• Exercise objective:
Restate, word for word, all of the material shown below.

□ □ □ □ □

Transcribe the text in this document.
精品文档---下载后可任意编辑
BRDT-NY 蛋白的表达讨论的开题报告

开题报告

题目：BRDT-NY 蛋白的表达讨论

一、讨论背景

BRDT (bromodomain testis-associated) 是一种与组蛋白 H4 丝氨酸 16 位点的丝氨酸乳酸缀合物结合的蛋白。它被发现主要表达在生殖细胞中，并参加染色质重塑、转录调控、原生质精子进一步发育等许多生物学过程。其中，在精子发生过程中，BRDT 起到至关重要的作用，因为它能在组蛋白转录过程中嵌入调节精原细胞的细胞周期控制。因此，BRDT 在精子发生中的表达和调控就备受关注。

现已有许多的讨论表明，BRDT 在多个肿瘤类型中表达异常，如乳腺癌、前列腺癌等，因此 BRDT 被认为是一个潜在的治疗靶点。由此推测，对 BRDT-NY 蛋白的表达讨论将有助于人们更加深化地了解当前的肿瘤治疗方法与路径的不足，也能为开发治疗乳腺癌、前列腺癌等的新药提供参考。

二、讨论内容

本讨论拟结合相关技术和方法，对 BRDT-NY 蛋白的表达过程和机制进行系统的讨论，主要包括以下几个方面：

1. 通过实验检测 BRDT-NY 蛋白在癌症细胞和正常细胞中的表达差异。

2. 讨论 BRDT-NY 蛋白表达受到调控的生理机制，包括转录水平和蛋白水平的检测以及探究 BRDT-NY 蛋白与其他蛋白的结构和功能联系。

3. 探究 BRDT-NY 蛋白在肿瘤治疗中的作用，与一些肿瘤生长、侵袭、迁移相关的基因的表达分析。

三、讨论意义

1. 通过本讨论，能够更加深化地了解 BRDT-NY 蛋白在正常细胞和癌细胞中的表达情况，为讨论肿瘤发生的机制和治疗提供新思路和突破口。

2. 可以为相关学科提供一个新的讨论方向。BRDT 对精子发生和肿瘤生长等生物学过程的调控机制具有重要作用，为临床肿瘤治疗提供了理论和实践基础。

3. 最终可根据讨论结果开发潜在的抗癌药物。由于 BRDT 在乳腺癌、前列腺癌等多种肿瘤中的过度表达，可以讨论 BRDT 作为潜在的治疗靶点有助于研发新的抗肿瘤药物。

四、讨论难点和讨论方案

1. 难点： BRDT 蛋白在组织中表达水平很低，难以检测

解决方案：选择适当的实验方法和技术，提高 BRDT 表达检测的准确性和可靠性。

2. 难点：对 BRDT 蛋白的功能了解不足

□ □ □ □ □

• Completed task:
Transcribe the text in this document.
精品文档---下载后可任意编辑
BRDT-NY 蛋白的表达讨论的开题报告

开题报告

题目：BRDT-NY 蛋白的表达讨论

一、讨论背景

BRDT (bromodomain testis-associated) 是一种与组蛋白 H4 丝氨酸 16 位点的丝氨酸乳酸缀合物结合的蛋白。它被发现主要表达在生殖细胞中，并参加染色质重塑、转录调控、原生质精子进一步发育等许多生物学过程。其中，在精子发生过程中，BRDT 起到至关重要的作用，因为它能在组蛋白转录过程中嵌入调节精原细胞的细胞周期控制。因此，BRDT 在精子发生中的表达和调控就备受关注。

现已有许多的讨论表明，BRDT 在多个肿瘤类型中表达异常，如乳腺癌、前列腺癌等，因此 BRDT 被认为是一个潜在的治疗靶点。由此推测，对 BRDT-NY 蛋白的表达讨论将有助于人们更加深化地了解当前的肿瘤治疗方法与路径的不足，也能为开发治疗乳腺癌、前列腺癌等的新药提供参考。

二、讨论内容

本讨论拟结合相关技术和方法，对 BRDT-NY 蛋白的表达过程和机制进行系统的讨论，主要包括以下几个方面：

1. 通过实验检测 BRDT-NY 蛋白在癌症细胞和正常细胞中的表达差异。

2. 讨论 BRDT-NY 蛋白表达受到调控的生理机制，包括转录水平和蛋白水平的检测以及探究 BRDT-NY 蛋白与其他蛋白的结构和功能联系。

3. 探究 BRDT-NY 蛋白在肿瘤治疗中的作用，与一些肿瘤生长、侵袭、迁移相关的基因的表达分析。

三、讨论意义

1. 通过本讨论，能够更加深化地了解 BRDT-NY 蛋白在正常细胞和癌细胞中的表达情况，为讨论肿瘤发生的机制和治疗提供新思路和突破口。

2. 可以为相关学科提供一个新的讨论方向。BRDT 对精子发生和肿瘤生长等生物学过程的调控机制具有重要作用，为临床肿瘤治疗提供了理论和实践基础。

3. 最终可根据讨论结果开发潜在的抗癌药物。由于 BRDT 在乳腺癌、前列腺癌等多种肿瘤中的过度表达，可以讨论 BRDT 作为潜在的治疗靶点有助于研发新的抗肿瘤药物。

四、讨论难点和讨论方案

1. 难点： BRDT 蛋白在组织中表达水平很低，难以检测

解决方案：选择适当的实验方法和技术，提高 BRDT 表达检测的准确性和可靠性。

2. 难点：对 BRDT 蛋白的功能了解不足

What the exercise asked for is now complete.